* begin Data to use *

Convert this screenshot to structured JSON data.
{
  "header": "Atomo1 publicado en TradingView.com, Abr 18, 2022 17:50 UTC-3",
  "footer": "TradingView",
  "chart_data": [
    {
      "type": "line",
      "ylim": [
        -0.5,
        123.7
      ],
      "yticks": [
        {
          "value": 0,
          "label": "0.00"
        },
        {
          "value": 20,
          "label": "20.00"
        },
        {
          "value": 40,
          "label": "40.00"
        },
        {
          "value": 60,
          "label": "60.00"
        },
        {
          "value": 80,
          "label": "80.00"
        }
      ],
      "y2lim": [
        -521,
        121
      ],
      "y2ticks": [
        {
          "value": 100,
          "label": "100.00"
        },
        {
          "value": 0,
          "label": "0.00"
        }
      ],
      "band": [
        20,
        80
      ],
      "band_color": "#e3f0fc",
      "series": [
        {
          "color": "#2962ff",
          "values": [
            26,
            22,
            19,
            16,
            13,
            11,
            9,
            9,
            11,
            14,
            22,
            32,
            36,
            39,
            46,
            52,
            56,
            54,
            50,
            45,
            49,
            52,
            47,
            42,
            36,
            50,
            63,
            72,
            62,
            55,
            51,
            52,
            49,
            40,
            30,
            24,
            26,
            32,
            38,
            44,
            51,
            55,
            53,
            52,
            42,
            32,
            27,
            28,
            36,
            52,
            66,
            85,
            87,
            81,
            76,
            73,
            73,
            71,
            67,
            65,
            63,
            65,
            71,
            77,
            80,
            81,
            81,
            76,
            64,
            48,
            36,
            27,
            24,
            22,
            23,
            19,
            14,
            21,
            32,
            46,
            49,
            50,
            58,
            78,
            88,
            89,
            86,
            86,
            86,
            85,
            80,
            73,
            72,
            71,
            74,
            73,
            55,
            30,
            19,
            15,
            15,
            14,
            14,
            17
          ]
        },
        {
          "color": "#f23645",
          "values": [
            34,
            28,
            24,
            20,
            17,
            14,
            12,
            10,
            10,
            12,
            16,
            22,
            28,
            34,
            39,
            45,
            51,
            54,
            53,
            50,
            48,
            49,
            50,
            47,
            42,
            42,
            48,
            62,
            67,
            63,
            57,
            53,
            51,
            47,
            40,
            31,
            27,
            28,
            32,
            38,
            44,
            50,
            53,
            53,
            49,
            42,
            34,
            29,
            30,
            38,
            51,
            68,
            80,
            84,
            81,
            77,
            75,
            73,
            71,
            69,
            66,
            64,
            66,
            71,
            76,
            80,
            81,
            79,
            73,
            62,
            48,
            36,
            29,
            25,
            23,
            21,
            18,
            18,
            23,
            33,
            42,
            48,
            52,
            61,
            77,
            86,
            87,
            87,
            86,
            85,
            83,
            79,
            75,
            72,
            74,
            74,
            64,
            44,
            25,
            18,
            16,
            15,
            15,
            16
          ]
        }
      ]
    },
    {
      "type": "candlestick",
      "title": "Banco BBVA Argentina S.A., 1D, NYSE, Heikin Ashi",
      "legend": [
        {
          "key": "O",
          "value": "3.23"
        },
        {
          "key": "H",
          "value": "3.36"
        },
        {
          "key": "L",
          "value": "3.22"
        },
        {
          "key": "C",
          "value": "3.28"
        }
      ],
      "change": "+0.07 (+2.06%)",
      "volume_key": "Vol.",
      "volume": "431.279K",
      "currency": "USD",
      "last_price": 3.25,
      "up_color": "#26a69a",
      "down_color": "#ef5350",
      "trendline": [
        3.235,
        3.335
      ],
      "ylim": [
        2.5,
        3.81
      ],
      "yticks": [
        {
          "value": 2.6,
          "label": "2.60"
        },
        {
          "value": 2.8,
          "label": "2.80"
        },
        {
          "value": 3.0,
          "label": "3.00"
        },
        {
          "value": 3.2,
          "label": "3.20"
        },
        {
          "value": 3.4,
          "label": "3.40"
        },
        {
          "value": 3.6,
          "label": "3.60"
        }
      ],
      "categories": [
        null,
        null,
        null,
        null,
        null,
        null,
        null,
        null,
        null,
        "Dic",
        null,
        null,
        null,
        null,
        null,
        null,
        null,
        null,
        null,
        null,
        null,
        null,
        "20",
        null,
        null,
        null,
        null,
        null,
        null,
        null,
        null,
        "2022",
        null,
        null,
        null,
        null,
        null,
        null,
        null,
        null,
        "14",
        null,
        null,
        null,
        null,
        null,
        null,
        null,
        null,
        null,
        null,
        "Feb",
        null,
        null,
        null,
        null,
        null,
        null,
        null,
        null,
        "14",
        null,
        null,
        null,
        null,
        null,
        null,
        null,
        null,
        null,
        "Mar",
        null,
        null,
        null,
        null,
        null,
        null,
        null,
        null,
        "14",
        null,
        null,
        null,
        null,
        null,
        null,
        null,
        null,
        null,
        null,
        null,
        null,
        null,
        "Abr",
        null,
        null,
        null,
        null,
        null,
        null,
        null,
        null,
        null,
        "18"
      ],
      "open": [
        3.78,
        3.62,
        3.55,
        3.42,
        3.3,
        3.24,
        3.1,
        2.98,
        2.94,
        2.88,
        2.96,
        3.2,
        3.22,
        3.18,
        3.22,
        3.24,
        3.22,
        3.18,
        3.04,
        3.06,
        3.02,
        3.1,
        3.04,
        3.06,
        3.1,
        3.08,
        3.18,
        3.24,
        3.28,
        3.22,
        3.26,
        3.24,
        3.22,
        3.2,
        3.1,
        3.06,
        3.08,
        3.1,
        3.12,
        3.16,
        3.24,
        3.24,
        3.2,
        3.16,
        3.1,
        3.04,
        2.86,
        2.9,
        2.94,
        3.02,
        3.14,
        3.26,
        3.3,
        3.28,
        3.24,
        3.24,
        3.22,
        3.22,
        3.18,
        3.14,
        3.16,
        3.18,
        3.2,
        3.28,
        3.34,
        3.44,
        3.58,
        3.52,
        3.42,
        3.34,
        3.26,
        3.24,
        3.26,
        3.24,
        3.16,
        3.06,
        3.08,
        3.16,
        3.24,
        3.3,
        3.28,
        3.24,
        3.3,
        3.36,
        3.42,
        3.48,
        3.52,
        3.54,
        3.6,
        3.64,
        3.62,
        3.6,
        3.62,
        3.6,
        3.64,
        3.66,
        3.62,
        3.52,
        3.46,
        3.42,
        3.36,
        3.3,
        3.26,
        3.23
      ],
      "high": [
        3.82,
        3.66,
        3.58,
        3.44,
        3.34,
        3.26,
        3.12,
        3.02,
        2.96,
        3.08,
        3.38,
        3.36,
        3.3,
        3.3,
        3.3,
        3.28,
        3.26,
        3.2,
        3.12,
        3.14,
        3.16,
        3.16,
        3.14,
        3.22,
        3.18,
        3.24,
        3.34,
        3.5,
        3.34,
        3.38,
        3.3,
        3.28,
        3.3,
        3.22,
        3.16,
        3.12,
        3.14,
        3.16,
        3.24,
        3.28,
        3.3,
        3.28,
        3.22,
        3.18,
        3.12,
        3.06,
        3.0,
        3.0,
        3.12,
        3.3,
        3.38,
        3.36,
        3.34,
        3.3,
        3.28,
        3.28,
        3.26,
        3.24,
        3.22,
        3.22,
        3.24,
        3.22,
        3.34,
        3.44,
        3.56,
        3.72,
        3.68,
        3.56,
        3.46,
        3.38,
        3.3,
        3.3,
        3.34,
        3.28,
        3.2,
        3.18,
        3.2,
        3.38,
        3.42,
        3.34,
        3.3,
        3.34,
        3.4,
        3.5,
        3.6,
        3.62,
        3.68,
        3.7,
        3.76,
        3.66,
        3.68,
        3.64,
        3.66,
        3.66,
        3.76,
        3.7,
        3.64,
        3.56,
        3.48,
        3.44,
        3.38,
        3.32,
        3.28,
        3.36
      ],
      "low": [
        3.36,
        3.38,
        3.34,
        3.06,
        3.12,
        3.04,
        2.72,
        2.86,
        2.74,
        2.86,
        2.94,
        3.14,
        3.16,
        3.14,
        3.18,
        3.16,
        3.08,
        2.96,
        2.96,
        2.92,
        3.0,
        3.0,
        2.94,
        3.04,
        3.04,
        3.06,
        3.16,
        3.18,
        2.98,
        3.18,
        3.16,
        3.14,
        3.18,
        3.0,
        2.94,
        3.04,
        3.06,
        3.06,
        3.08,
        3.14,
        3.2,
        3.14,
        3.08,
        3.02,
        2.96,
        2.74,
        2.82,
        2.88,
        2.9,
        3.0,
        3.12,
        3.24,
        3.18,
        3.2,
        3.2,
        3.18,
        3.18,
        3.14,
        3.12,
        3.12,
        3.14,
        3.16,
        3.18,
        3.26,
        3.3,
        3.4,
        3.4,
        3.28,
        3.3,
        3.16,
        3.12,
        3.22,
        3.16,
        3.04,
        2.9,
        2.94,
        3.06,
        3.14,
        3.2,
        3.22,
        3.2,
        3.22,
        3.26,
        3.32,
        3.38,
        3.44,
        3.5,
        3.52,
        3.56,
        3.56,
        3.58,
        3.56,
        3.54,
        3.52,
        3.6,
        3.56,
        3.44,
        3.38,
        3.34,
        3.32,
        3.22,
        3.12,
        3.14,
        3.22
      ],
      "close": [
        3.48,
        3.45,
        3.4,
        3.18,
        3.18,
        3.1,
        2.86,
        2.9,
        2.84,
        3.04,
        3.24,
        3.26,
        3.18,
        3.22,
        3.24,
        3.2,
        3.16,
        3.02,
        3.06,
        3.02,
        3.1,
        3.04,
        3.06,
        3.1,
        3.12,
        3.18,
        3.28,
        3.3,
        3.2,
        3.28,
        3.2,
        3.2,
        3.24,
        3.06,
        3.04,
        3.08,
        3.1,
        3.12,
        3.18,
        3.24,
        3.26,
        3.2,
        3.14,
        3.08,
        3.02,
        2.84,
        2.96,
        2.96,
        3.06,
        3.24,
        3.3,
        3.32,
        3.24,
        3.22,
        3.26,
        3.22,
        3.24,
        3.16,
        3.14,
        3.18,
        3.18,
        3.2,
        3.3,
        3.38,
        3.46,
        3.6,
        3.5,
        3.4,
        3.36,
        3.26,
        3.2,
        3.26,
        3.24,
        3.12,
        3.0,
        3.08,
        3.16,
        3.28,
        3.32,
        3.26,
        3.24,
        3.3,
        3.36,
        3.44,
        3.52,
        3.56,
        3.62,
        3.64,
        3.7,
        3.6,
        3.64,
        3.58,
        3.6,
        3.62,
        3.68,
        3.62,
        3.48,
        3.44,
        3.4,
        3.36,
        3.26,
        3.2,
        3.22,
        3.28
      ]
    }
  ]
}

* end Data to use *

● **What the task asks**:
Count the lines of the material that include the word "TradingView", then report only the total.

● **Final result**:
2